Uma parte muito importante do trabalho científico é
a comunicação das ideias, teorias e resultados experimentais.
Há uma quantidade imensa de literatura científica
produzida presentemente nas mais diversas áreas e tópicos.
Uma boa qualidade na escrita de comunicações científicas
traz dois benefícios - o primeiro para nós próprios,
os autores, quando as outras pessoas reparam no que temos para
dizer, e o segundo para o resto do mundo que - por estranho que
pareça - preferem que o seu material de leitura seja claro
e interessante em vez de obscuro e aborrecido.
Neste capítulo iremos considerar algumas das características
de bem escrever cientificamente. Para tornar a discussão
mais concreta iremos restringir - nos a um artigo, ou relatório,
sobre um trabalho experimental em física, mas a maior parte
do que se vai dizer é válido para a escrita científica
em geral.
A função do título é identificar o
artigo. Deve ser breve - não mais do que cerca de dez palavras.
Deve-se ter presente que o título poderá aparecer
num índice de assuntos. O compilador de um índice
confia quase cegamente nas palavras do título para decidir
onde o colocar. Assim se houver uma ou duas palavras chave que
podem ajudar a classificar o trabalho, deve-se tentar colocá-las
no título.
Todo o artigo deve ter um resumo (em inglês - abstract)
de cerca de 100 palavras, que dê informação
positiva acerca do seu conteúdo.
O resumo é útil para dois tipos de leitores. Permite
aos que trabalham no mesmo assunto decidir se querem ler o artigo
ou não; e serve de sumário para os que só
têm um interesse muito geral no assunto - podem ver os resultados
essenciais sem ter que ler o artigo todo. Deste modo, o resumo
deve não só indicar qual o âmbito geral do
artigo, mas também deve conter os resultados numéricos
finais e as principais conclusões.
A grande maioria dos artigos - a menos que sejam muito curtos
- são divididos em secções. A divisão
seguinte é uma das mais comuns:
Introdução
Técnica experimental
Resultados
Discussão
Alguns artigos descrevendo trabalho experimental podem também
ter material teórico, que pode constituir uma secção
separada, aparecendo, em geral, depois da Introdução
ou dos Resultados.
Embora o plano real de um artigo dependa geralmente do seu conteúdo,
o que foi apresentado acima é lógico e deve tentar
segui-lo, pelo menos de um modo geral. Vames em seguida considerar
cada secção em particular.

--------

Segundo o texto sobre escrita científica:
1. Quantas palavras, no máximo, deve ter o título de um artigo?
2. Com que extensão aproximada deve ser escrito o resumo?
3. Onde costuma aparecer a secção com material teórico?
Os registos não têm qualquer papel nesta tarefa.

_Registos de dados:_
--------

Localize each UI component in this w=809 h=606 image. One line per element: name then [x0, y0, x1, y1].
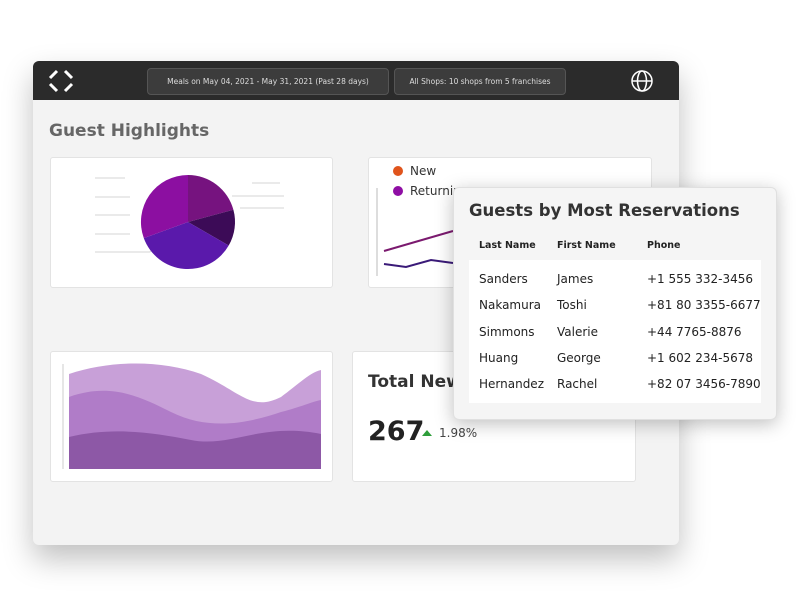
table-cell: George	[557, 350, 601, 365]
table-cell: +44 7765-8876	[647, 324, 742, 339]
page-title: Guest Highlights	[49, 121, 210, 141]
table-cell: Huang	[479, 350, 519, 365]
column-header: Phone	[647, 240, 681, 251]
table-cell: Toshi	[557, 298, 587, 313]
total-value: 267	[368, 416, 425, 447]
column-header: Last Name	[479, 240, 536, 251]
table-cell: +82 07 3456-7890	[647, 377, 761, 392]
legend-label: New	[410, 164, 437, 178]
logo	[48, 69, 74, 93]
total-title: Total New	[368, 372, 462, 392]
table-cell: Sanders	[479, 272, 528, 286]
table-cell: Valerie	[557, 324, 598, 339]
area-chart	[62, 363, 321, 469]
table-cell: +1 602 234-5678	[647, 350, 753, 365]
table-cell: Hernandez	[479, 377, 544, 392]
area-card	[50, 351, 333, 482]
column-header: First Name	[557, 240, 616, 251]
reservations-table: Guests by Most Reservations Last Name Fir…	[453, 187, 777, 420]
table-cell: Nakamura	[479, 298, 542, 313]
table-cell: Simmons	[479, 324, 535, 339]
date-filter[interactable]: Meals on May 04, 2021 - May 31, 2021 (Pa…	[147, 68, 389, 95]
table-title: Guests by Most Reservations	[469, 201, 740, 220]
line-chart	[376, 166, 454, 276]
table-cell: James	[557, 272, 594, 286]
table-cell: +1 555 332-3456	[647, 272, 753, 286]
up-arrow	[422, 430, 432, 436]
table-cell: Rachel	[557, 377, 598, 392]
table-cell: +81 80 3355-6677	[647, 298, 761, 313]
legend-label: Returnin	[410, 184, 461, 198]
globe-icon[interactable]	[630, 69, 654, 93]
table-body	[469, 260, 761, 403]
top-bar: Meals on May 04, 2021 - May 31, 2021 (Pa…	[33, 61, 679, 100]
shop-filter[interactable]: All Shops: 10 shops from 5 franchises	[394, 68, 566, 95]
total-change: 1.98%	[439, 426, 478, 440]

--------

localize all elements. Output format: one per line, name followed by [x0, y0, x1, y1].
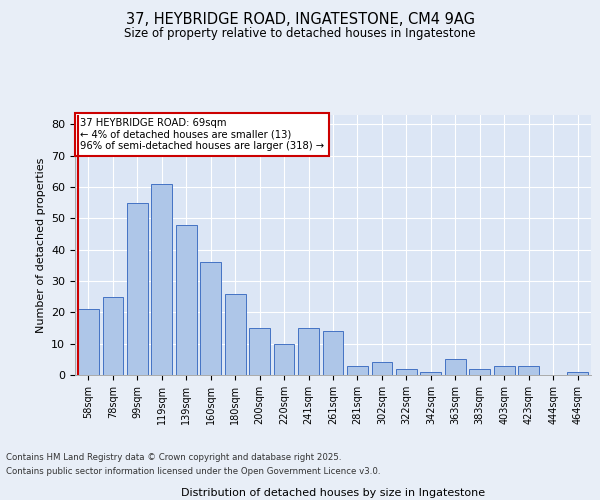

--------

_Resolução da tarefa:_
1. Não mais do que cerca de dez palavras.
2. Cerca de 100 palavras.
3. Em geral, depois da Introdução ou dos Resultados.